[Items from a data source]
-- Begin --

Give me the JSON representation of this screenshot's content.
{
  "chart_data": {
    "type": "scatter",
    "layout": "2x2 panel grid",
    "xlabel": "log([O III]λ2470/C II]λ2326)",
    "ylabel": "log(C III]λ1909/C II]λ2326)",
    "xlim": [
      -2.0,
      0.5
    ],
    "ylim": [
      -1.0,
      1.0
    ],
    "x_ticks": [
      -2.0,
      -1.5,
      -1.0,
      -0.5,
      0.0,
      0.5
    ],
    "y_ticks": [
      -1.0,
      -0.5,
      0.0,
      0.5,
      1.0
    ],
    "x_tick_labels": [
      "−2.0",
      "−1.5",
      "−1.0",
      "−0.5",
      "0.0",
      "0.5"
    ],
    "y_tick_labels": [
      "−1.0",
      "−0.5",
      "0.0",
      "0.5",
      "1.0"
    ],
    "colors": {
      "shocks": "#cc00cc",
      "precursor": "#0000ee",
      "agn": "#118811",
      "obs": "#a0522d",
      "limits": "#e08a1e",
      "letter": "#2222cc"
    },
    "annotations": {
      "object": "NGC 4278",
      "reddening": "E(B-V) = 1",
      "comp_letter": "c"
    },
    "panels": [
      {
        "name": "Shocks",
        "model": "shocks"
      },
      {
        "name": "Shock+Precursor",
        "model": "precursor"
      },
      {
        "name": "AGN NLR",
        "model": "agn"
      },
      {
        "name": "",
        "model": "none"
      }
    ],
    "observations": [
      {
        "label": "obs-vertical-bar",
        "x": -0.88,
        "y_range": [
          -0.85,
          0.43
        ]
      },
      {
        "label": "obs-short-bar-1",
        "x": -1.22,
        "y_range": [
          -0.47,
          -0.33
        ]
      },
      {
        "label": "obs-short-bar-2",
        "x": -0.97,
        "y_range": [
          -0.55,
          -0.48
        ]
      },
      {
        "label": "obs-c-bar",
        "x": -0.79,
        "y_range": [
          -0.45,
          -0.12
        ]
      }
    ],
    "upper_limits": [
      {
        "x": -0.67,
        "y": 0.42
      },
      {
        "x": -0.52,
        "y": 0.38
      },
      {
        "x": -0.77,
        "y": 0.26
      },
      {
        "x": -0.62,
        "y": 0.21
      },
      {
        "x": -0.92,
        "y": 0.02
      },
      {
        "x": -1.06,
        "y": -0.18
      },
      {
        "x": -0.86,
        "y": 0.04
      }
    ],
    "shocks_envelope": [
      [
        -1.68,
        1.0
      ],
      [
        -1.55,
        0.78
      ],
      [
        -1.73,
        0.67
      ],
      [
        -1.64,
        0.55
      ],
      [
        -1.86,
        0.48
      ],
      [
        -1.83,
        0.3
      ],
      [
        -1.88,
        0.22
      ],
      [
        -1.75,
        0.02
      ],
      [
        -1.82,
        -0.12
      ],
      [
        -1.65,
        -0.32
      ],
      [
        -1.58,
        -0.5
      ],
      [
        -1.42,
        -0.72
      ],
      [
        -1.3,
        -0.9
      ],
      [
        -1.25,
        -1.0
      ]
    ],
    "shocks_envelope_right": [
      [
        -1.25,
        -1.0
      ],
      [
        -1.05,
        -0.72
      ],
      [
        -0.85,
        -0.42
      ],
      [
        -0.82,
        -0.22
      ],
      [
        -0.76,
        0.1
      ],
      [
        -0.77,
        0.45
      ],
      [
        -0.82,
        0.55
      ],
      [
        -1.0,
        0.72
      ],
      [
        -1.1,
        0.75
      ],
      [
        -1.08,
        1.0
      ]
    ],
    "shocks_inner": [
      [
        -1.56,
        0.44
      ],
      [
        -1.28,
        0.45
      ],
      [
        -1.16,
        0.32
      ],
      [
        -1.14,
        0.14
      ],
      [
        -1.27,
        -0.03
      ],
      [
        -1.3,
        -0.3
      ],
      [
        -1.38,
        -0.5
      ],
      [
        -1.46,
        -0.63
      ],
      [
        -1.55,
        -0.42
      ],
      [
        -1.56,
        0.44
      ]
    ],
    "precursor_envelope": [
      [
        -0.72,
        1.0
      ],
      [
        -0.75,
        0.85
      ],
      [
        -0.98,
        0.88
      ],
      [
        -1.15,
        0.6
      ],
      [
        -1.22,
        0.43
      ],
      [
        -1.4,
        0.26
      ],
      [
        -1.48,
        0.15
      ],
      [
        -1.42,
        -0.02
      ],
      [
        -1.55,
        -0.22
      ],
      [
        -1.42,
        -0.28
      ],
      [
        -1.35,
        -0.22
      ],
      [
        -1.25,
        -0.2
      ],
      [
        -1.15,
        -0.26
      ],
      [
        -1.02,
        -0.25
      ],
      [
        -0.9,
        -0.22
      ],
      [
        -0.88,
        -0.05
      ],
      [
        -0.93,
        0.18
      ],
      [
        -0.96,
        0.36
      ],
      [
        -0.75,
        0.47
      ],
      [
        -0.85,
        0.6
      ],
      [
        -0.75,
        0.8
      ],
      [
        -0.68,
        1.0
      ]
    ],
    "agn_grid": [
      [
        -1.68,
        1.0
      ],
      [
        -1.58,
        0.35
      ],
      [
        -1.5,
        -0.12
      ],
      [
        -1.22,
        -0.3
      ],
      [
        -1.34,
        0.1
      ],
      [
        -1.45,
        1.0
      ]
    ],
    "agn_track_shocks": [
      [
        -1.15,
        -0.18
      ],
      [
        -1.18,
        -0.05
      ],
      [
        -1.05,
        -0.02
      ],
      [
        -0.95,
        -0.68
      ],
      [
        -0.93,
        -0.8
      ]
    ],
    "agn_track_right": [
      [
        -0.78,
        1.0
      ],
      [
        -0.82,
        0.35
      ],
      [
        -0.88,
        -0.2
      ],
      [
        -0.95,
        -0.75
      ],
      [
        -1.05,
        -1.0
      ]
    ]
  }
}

-- End --

> [Stated exercise] Return every record, word for word.

> [Exercise answer]
Give me the JSON representation of this screenshot's content.
{
  "chart_data": {
    "type": "scatter",
    "layout": "2x2 panel grid",
    "xlabel": "log([O III]λ2470/C II]λ2326)",
    "ylabel": "log(C III]λ1909/C II]λ2326)",
    "xlim": [
      -2.0,
      0.5
    ],
    "ylim": [
      -1.0,
      1.0
    ],
    "x_ticks": [
      -2.0,
      -1.5,
      -1.0,
      -0.5,
      0.0,
      0.5
    ],
    "y_ticks": [
      -1.0,
      -0.5,
      0.0,
      0.5,
      1.0
    ],
    "x_tick_labels": [
      "−2.0",
      "−1.5",
      "−1.0",
      "−0.5",
      "0.0",
      "0.5"
    ],
    "y_tick_labels": [
      "−1.0",
      "−0.5",
      "0.0",
      "0.5",
      "1.0"
    ],
    "colors": {
      "shocks": "#cc00cc",
      "precursor": "#0000ee",
      "agn": "#118811",
      "obs": "#a0522d",
      "limits": "#e08a1e",
      "letter": "#2222cc"
    },
    "annotations": {
      "object": "NGC 4278",
      "reddening": "E(B-V) = 1",
      "comp_letter": "c"
    },
    "panels": [
      {
        "name": "Shocks",
        "model": "shocks"
      },
      {
        "name": "Shock+Precursor",
        "model": "precursor"
      },
      {
        "name": "AGN NLR",
        "model": "agn"
      },
      {
        "name": "",
        "model": "none"
      }
    ],
    "observations": [
      {
        "label": "obs-vertical-bar",
        "x": -0.88,
        "y_range": [
          -0.85,
          0.43
        ]
      },
      {
        "label": "obs-short-bar-1",
        "x": -1.22,
        "y_range": [
          -0.47,
          -0.33
        ]
      },
      {
        "label": "obs-short-bar-2",
        "x": -0.97,
        "y_range": [
          -0.55,
          -0.48
        ]
      },
      {
        "label": "obs-c-bar",
        "x": -0.79,
        "y_range": [
          -0.45,
          -0.12
        ]
      }
    ],
    "upper_limits": [
      {
        "x": -0.67,
        "y": 0.42
      },
      {
        "x": -0.52,
        "y": 0.38
      },
      {
        "x": -0.77,
        "y": 0.26
      },
      {
        "x": -0.62,
        "y": 0.21
      },
      {
        "x": -0.92,
        "y": 0.02
      },
      {
        "x": -1.06,
        "y": -0.18
      },
      {
        "x": -0.86,
        "y": 0.04
      }
    ],
    "shocks_envelope": [
      [
        -1.68,
        1.0
      ],
      [
        -1.55,
        0.78
      ],
      [
        -1.73,
        0.67
      ],
      [
        -1.64,
        0.55
      ],
      [
        -1.86,
        0.48
      ],
      [
        -1.83,
        0.3
      ],
      [
        -1.88,
        0.22
      ],
      [
        -1.75,
        0.02
      ],
      [
        -1.82,
        -0.12
      ],
      [
        -1.65,
        -0.32
      ],
      [
        -1.58,
        -0.5
      ],
      [
        -1.42,
        -0.72
      ],
      [
        -1.3,
        -0.9
      ],
      [
        -1.25,
        -1.0
      ]
    ],
    "shocks_envelope_right": [
      [
        -1.25,
        -1.0
      ],
      [
        -1.05,
        -0.72
      ],
      [
        -0.85,
        -0.42
      ],
      [
        -0.82,
        -0.22
      ],
      [
        -0.76,
        0.1
      ],
      [
        -0.77,
        0.45
      ],
      [
        -0.82,
        0.55
      ],
      [
        -1.0,
        0.72
      ],
      [
        -1.1,
        0.75
      ],
      [
        -1.08,
        1.0
      ]
    ],
    "shocks_inner": [
      [
        -1.56,
        0.44
      ],
      [
        -1.28,
        0.45
      ],
      [
        -1.16,
        0.32
      ],
      [
        -1.14,
        0.14
      ],
      [
        -1.27,
        -0.03
      ],
      [
        -1.3,
        -0.3
      ],
      [
        -1.38,
        -0.5
      ],
      [
        -1.46,
        -0.63
      ],
      [
        -1.55,
        -0.42
      ],
      [
        -1.56,
        0.44
      ]
    ],
    "precursor_envelope": [
      [
        -0.72,
        1.0
      ],
      [
        -0.75,
        0.85
      ],
      [
        -0.98,
        0.88
      ],
      [
        -1.15,
        0.6
      ],
      [
        -1.22,
        0.43
      ],
      [
        -1.4,
        0.26
      ],
      [
        -1.48,
        0.15
      ],
      [
        -1.42,
        -0.02
      ],
      [
        -1.55,
        -0.22
      ],
      [
        -1.42,
        -0.28
      ],
      [
        -1.35,
        -0.22
      ],
      [
        -1.25,
        -0.2
      ],
      [
        -1.15,
        -0.26
      ],
      [
        -1.02,
        -0.25
      ],
      [
        -0.9,
        -0.22
      ],
      [
        -0.88,
        -0.05
      ],
      [
        -0.93,
        0.18
      ],
      [
        -0.96,
        0.36
      ],
      [
        -0.75,
        0.47
      ],
      [
        -0.85,
        0.6
      ],
      [
        -0.75,
        0.8
      ],
      [
        -0.68,
        1.0
      ]
    ],
    "agn_grid": [
      [
        -1.68,
        1.0
      ],
      [
        -1.58,
        0.35
      ],
      [
        -1.5,
        -0.12
      ],
      [
        -1.22,
        -0.3
      ],
      [
        -1.34,
        0.1
      ],
      [
        -1.45,
        1.0
      ]
    ],
    "agn_track_shocks": [
      [
        -1.15,
        -0.18
      ],
      [
        -1.18,
        -0.05
      ],
      [
        -1.05,
        -0.02
      ],
      [
        -0.95,
        -0.68
      ],
      [
        -0.93,
        -0.8
      ]
    ],
    "agn_track_right": [
      [
        -0.78,
        1.0
      ],
      [
        -0.82,
        0.35
      ],
      [
        -0.88,
        -0.2
      ],
      [
        -0.95,
        -0.75
      ],
      [
        -1.05,
        -1.0
      ]
    ]
  }
}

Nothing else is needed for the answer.